__Stored items from a collection__
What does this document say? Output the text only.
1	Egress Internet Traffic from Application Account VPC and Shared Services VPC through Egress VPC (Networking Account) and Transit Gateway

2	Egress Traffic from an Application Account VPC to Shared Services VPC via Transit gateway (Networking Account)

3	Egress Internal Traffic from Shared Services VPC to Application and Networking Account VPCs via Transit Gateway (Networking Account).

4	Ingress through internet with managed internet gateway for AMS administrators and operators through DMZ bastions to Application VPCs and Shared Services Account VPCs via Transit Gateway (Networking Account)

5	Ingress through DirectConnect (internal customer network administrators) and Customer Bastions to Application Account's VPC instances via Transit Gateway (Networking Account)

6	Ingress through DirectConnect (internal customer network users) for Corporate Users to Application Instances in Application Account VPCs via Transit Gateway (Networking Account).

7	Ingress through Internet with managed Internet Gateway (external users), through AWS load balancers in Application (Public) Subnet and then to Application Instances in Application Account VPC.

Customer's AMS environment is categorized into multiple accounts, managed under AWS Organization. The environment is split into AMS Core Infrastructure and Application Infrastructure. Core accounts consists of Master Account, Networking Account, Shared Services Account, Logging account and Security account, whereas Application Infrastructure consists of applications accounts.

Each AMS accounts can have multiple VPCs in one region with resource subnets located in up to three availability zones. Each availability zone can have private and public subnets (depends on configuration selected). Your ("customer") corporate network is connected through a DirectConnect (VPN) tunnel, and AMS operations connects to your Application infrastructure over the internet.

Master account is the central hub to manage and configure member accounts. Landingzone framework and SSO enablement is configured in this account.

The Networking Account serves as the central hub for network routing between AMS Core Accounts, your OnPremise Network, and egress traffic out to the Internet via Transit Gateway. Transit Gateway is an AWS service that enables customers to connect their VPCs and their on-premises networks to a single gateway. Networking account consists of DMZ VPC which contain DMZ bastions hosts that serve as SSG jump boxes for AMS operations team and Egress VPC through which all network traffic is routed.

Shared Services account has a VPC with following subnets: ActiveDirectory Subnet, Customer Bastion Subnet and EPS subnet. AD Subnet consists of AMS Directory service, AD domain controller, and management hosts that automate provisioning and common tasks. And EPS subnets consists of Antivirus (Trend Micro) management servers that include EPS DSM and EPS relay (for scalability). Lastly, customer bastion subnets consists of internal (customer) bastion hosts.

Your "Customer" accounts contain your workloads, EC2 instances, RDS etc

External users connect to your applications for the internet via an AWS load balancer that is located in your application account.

--

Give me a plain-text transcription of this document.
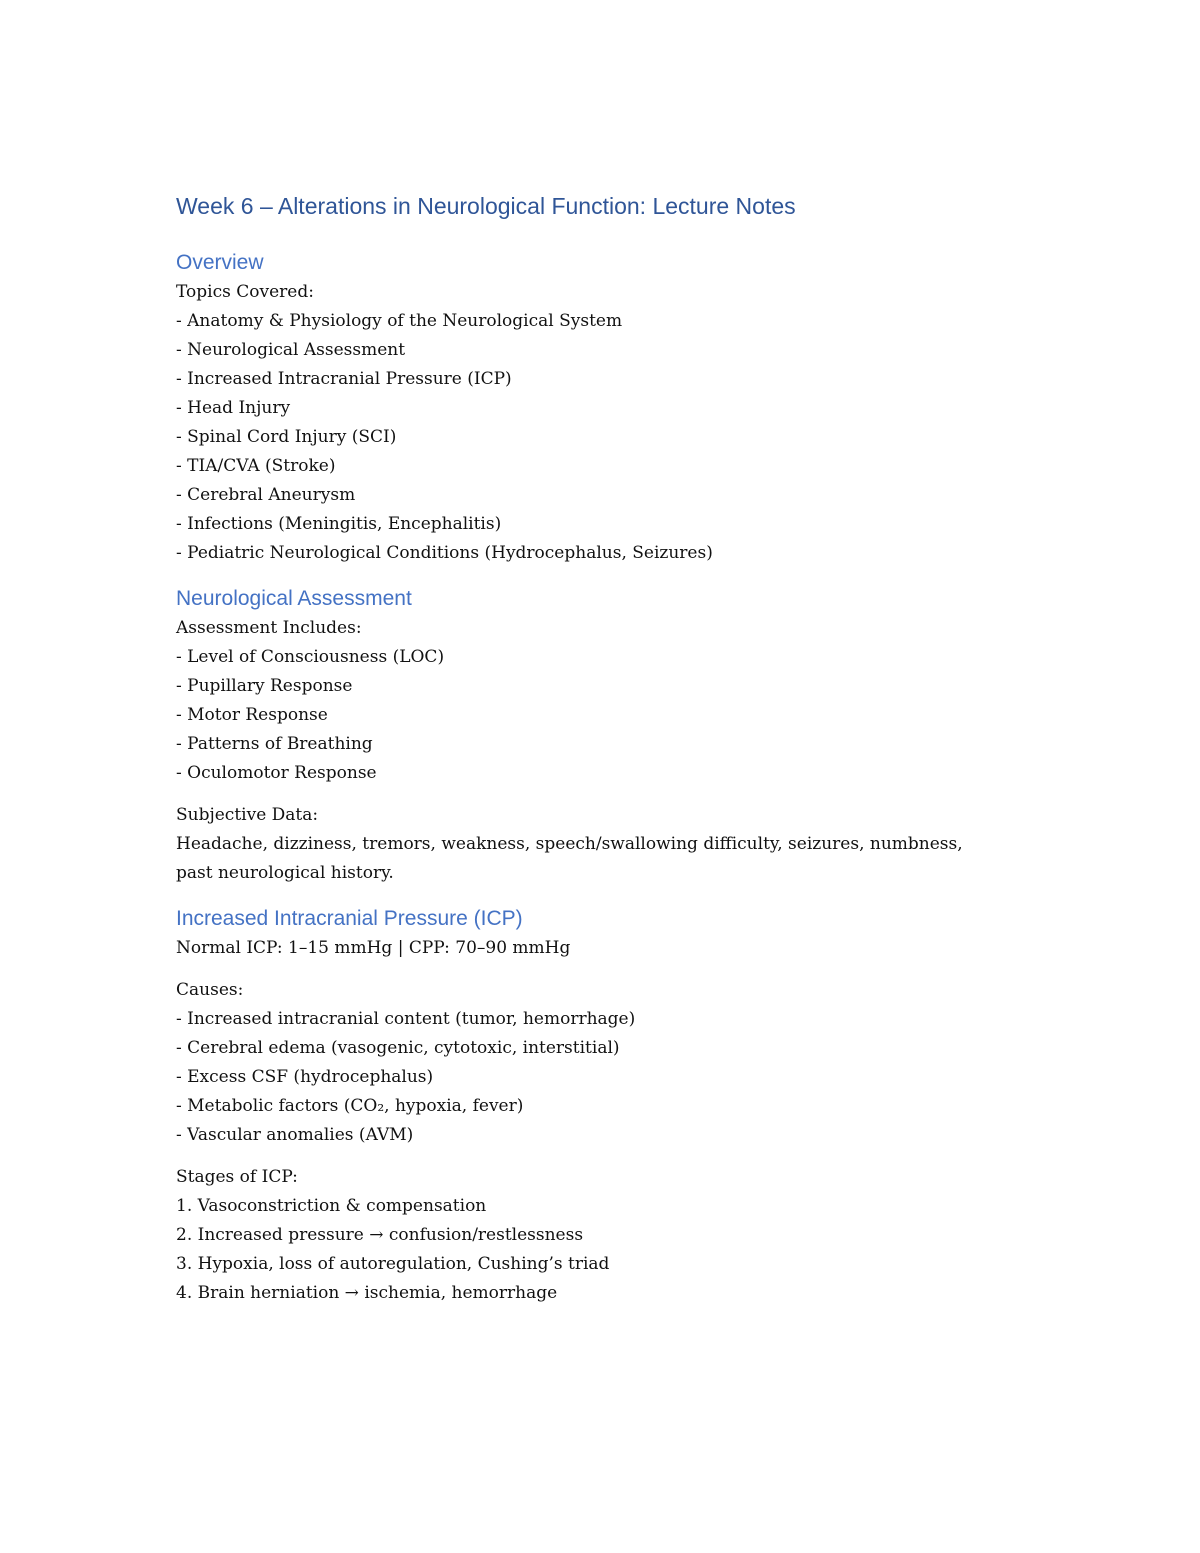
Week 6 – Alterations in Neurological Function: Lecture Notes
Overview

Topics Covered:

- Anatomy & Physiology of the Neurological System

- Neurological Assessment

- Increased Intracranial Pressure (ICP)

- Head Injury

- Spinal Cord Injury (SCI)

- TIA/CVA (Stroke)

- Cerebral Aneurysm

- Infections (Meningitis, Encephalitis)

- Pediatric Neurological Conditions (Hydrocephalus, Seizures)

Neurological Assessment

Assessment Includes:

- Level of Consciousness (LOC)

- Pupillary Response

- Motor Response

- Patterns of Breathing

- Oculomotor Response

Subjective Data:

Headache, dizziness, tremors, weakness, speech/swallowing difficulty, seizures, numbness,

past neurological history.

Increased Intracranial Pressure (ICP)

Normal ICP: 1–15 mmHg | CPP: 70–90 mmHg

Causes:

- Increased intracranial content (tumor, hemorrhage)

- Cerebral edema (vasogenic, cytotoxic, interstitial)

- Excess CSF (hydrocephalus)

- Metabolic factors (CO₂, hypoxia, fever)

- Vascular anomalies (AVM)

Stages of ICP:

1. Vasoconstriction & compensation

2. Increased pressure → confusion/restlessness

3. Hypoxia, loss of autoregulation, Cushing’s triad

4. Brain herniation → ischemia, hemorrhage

---

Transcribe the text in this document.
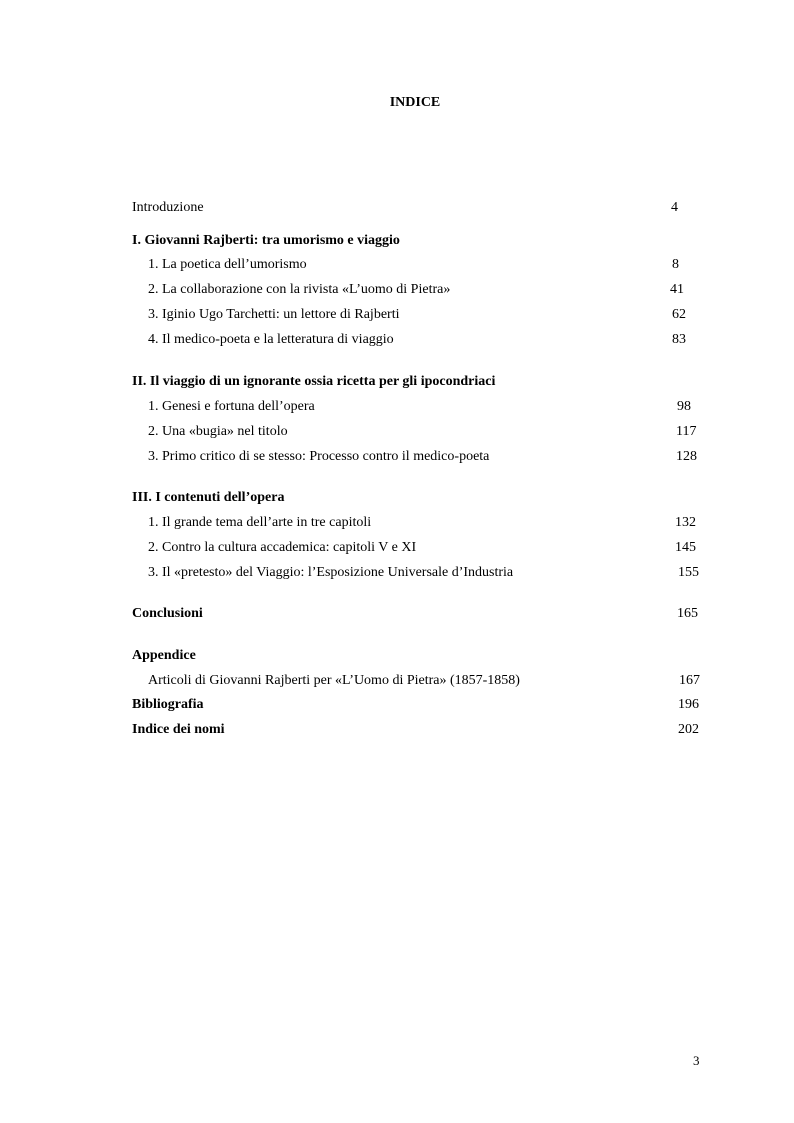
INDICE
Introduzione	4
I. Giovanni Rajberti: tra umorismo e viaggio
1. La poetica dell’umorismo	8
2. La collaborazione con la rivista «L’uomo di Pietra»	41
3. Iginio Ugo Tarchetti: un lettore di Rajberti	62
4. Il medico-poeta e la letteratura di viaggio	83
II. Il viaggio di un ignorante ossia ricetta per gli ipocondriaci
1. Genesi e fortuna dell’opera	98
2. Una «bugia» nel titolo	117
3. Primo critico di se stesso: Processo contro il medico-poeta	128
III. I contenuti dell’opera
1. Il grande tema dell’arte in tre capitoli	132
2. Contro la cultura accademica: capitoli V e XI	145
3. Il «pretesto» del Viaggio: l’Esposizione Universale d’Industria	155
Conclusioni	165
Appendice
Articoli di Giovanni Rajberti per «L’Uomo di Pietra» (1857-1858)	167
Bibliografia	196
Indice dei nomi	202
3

__About this task__
Of all the lines in the data above, show only those that hold the word "with".

__Reply__
4	Ingress through internet with managed internet gateway for AMS administrators and operators through DMZ bastions to Application VPCs and Shared Services Account VPCs via Transit Gateway (Networking Account)
7	Ingress through Internet with managed Internet Gateway (external users), through AWS load balancers in Application (Public) Subnet and then to Application Instances in Application Account VPC.
Each AMS accounts can have multiple VPCs in one region with resource subnets located in up to three availability zones. Each availability zone can have private and public subnets (depends on configuration selected). Your ("customer") corporate network is connected through a DirectConnect (VPN) tunnel, and AMS operations connects to your Application infrastructure over the internet.
Shared Services account has a VPC with following subnets: ActiveDirectory Subnet, Customer Bastion Subnet and EPS subnet. AD Subnet consists of AMS Directory service, AD domain controller, and management hosts that automate provisioning and common tasks. And EPS subnets consists of Antivirus (Trend Micro) management servers that include EPS DSM and EPS relay (for scalability). Lastly, customer bastion subnets consists of internal (customer) bastion hosts.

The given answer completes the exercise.